GIVEN TASK:
Pull out all lines from the listing below in which the word "this" appears.

TASK MATERIAL:
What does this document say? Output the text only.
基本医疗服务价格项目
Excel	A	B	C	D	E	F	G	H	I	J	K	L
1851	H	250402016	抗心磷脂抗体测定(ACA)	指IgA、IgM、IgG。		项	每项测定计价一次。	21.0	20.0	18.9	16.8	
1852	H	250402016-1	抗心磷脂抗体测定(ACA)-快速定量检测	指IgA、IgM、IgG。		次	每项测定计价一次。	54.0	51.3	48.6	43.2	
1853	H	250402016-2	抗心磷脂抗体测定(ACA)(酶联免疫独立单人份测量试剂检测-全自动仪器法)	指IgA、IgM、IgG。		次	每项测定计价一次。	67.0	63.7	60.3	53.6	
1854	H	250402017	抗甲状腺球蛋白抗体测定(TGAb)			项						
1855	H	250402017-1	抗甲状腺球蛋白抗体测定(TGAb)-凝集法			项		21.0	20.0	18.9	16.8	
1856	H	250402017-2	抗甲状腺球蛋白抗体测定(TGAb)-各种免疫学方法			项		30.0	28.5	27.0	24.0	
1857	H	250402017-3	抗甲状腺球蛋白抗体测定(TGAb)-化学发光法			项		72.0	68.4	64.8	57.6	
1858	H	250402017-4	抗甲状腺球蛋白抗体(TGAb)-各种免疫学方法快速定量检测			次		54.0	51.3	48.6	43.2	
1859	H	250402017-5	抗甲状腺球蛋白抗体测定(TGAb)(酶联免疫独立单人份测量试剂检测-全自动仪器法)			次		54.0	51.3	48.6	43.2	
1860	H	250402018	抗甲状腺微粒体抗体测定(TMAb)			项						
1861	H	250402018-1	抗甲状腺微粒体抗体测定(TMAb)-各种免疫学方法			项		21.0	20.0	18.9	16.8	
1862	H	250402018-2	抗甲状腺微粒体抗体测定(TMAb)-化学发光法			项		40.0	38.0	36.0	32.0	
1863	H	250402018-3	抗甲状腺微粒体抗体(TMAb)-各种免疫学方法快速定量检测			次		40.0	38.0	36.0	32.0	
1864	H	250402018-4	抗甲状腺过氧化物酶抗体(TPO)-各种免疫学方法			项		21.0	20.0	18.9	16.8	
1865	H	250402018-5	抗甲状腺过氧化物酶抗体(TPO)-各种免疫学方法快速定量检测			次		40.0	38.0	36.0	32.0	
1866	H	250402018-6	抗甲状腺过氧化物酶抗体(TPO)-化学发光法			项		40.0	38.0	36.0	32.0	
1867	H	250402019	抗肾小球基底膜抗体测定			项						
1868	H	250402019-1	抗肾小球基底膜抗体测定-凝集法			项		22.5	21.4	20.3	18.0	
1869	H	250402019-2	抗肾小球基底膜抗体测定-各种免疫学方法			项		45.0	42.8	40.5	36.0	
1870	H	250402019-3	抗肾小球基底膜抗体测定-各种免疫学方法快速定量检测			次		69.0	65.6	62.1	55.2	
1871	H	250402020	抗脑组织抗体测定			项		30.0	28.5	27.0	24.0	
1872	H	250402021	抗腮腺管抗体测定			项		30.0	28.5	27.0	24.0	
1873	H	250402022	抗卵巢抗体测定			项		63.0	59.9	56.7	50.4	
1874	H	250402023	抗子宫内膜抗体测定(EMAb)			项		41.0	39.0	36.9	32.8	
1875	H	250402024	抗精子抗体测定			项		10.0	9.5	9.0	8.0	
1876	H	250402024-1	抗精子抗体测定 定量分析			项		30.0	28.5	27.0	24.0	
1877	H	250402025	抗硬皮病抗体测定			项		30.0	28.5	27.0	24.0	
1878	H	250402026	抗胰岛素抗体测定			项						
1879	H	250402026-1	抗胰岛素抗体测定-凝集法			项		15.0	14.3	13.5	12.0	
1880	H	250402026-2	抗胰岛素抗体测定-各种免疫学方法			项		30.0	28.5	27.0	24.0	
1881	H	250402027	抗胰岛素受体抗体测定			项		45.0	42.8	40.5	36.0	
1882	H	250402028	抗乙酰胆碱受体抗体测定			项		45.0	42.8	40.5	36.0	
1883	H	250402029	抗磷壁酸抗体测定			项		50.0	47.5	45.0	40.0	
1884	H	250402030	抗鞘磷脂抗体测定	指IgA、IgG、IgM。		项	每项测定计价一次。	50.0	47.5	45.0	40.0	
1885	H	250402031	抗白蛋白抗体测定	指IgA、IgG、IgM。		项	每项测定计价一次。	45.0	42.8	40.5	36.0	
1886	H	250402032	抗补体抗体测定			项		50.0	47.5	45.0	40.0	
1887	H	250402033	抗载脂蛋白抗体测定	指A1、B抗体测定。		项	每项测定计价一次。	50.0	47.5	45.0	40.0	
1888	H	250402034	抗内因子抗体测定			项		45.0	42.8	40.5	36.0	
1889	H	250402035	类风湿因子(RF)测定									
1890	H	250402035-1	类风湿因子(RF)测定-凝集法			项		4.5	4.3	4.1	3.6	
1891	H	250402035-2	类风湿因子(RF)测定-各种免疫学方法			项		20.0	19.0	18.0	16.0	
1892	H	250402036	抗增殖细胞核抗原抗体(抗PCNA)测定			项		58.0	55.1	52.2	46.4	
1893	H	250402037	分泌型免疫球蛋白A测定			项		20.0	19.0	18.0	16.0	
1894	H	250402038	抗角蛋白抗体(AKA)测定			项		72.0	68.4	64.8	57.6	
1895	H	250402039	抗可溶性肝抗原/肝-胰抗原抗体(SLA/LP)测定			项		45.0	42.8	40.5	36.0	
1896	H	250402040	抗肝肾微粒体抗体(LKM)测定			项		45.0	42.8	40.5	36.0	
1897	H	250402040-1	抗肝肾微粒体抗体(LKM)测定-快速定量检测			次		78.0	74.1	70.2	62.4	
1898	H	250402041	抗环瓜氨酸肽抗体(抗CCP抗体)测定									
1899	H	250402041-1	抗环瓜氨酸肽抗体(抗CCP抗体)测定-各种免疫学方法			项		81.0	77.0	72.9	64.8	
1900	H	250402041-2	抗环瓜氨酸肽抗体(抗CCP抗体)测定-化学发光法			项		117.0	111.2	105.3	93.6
---
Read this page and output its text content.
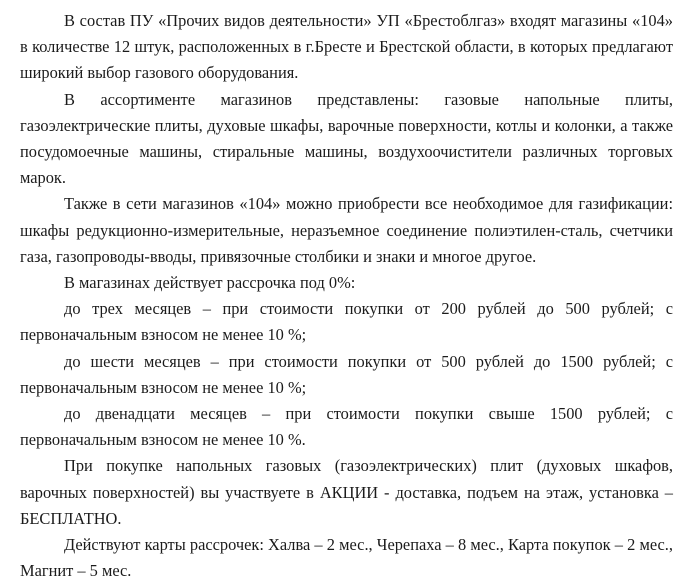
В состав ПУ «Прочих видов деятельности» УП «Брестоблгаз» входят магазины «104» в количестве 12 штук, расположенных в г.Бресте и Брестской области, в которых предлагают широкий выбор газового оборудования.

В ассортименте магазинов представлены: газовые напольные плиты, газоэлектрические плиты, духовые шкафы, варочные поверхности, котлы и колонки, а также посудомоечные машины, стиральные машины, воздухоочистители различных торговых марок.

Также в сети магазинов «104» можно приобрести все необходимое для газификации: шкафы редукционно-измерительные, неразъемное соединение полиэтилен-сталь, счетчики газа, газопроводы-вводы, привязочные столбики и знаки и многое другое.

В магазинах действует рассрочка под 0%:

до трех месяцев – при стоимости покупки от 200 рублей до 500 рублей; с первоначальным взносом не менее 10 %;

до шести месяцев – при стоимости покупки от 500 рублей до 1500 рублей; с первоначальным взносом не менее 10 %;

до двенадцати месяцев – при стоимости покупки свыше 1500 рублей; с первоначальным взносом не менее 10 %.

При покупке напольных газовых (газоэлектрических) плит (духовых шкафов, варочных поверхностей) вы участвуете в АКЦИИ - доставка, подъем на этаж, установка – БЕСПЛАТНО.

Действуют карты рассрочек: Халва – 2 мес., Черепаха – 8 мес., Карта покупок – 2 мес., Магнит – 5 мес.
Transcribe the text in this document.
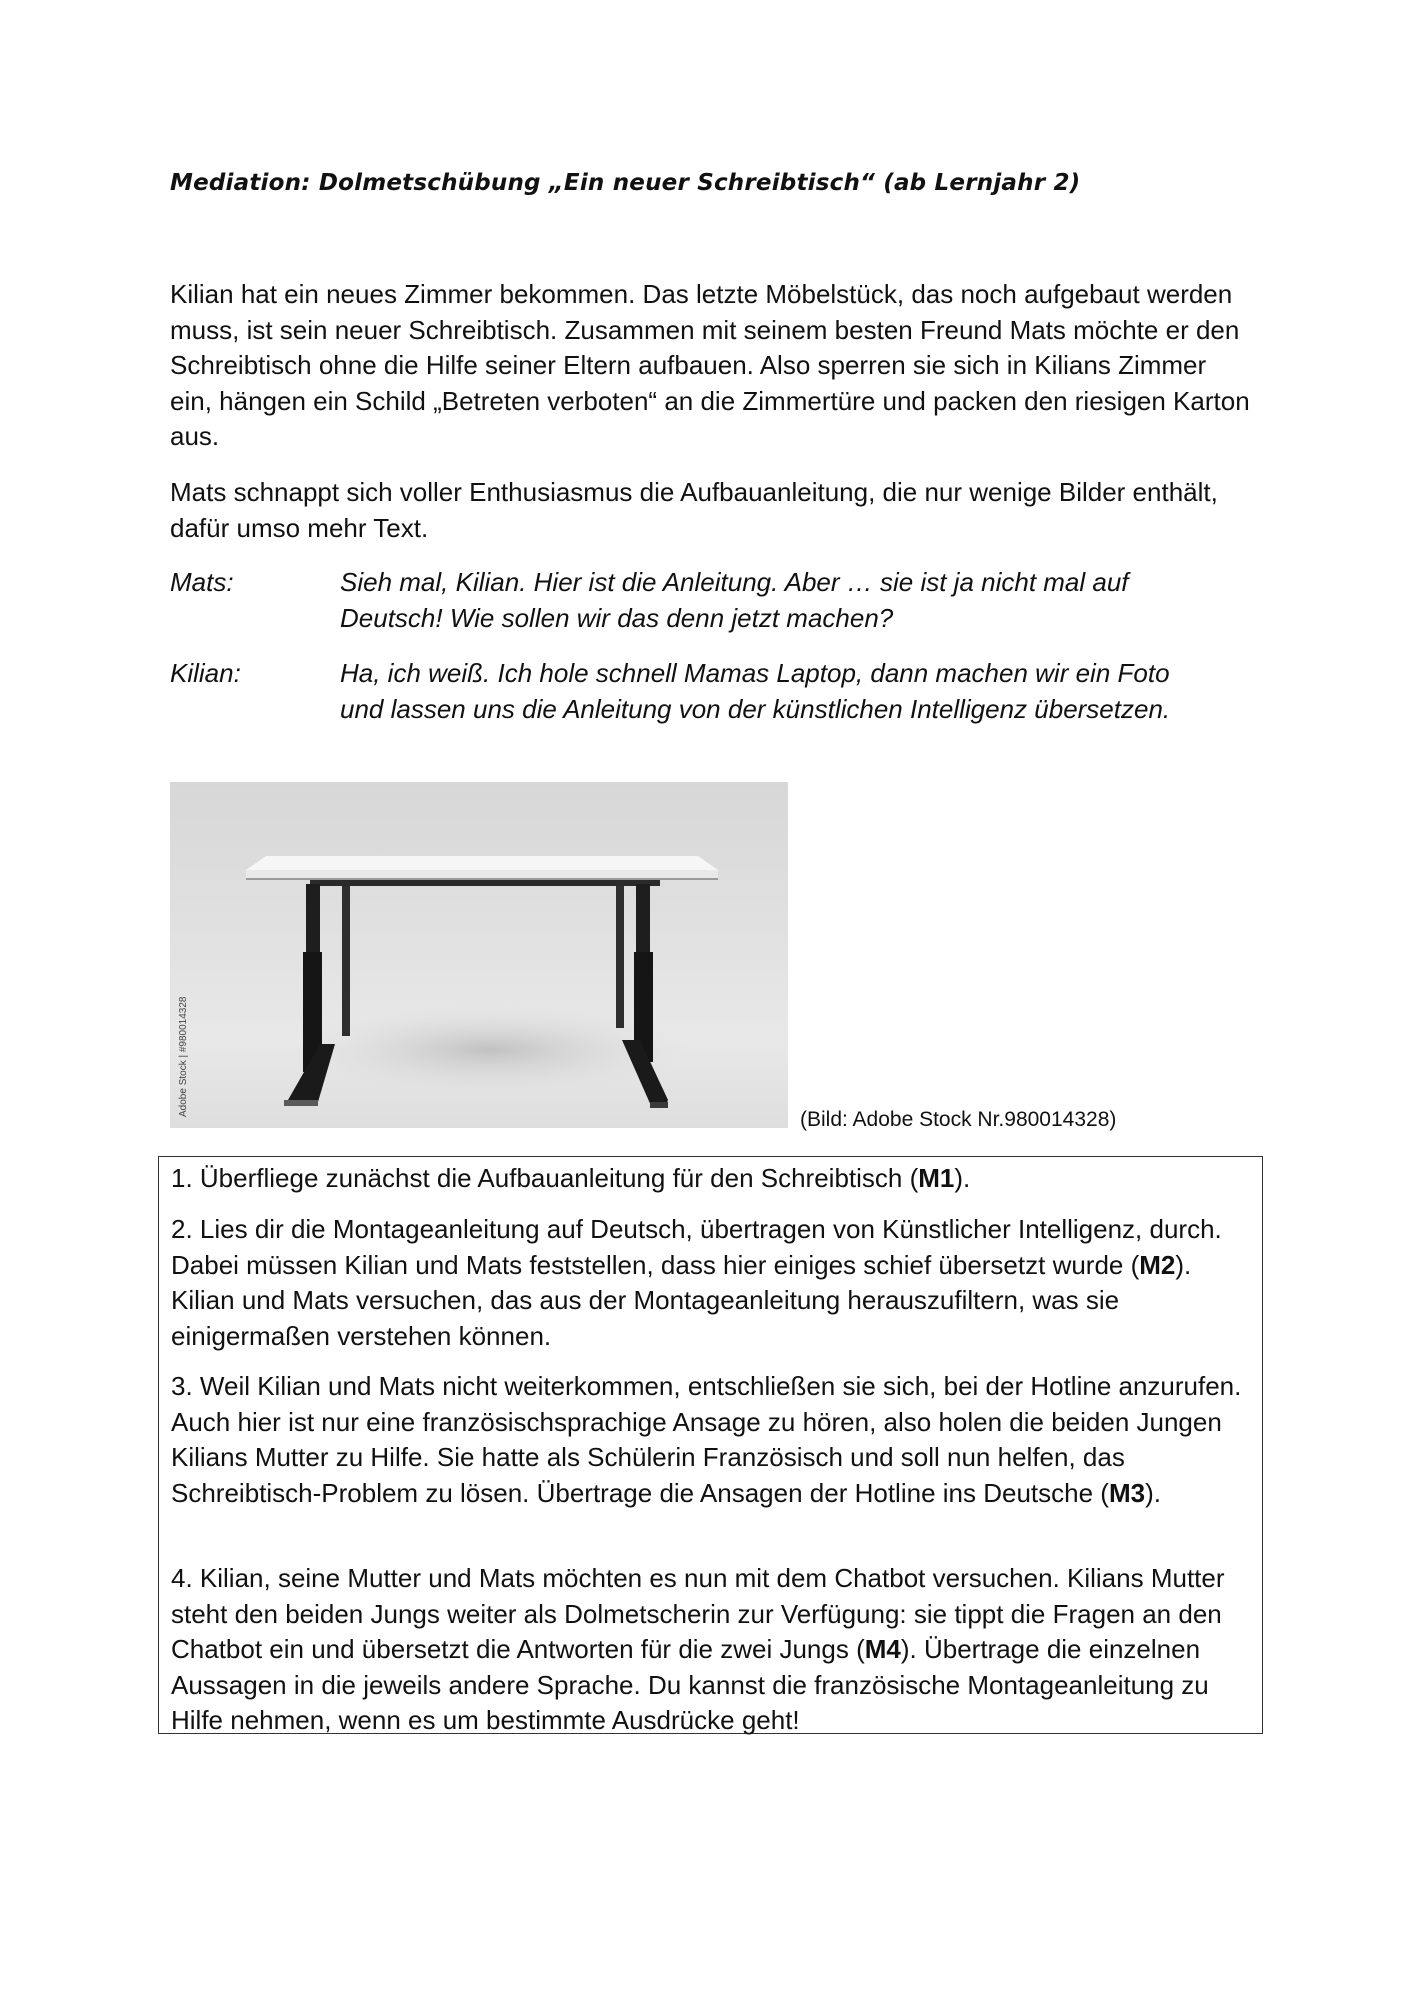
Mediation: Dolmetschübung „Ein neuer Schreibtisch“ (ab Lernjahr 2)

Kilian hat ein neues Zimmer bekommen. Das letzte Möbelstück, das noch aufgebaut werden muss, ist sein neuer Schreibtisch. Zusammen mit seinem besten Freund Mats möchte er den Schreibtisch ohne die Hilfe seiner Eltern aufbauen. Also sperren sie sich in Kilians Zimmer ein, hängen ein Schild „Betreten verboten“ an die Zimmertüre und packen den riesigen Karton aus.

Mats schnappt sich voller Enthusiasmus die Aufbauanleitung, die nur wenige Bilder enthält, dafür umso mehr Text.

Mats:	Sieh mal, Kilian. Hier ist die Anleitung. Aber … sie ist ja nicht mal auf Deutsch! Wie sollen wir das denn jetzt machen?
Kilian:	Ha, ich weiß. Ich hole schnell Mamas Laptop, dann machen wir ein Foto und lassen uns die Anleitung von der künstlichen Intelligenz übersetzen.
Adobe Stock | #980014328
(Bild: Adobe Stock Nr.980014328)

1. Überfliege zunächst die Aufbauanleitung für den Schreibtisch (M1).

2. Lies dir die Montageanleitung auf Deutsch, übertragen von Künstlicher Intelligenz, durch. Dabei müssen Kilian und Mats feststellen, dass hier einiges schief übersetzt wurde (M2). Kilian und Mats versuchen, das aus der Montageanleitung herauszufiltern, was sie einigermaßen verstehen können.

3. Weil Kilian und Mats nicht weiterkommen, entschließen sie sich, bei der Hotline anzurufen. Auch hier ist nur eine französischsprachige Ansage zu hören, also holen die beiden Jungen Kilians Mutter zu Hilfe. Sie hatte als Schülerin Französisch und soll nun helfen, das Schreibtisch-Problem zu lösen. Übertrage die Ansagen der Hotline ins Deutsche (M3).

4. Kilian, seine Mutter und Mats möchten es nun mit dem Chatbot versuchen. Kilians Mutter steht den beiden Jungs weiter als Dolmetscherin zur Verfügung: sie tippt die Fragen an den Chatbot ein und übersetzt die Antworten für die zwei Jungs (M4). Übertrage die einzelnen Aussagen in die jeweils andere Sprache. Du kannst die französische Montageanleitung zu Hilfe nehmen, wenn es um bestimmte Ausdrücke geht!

RESPONSE TO THE EXERCISE:
What does this document say? Output the text only.
Read this page and output its text content.
Transcribe the text in this document.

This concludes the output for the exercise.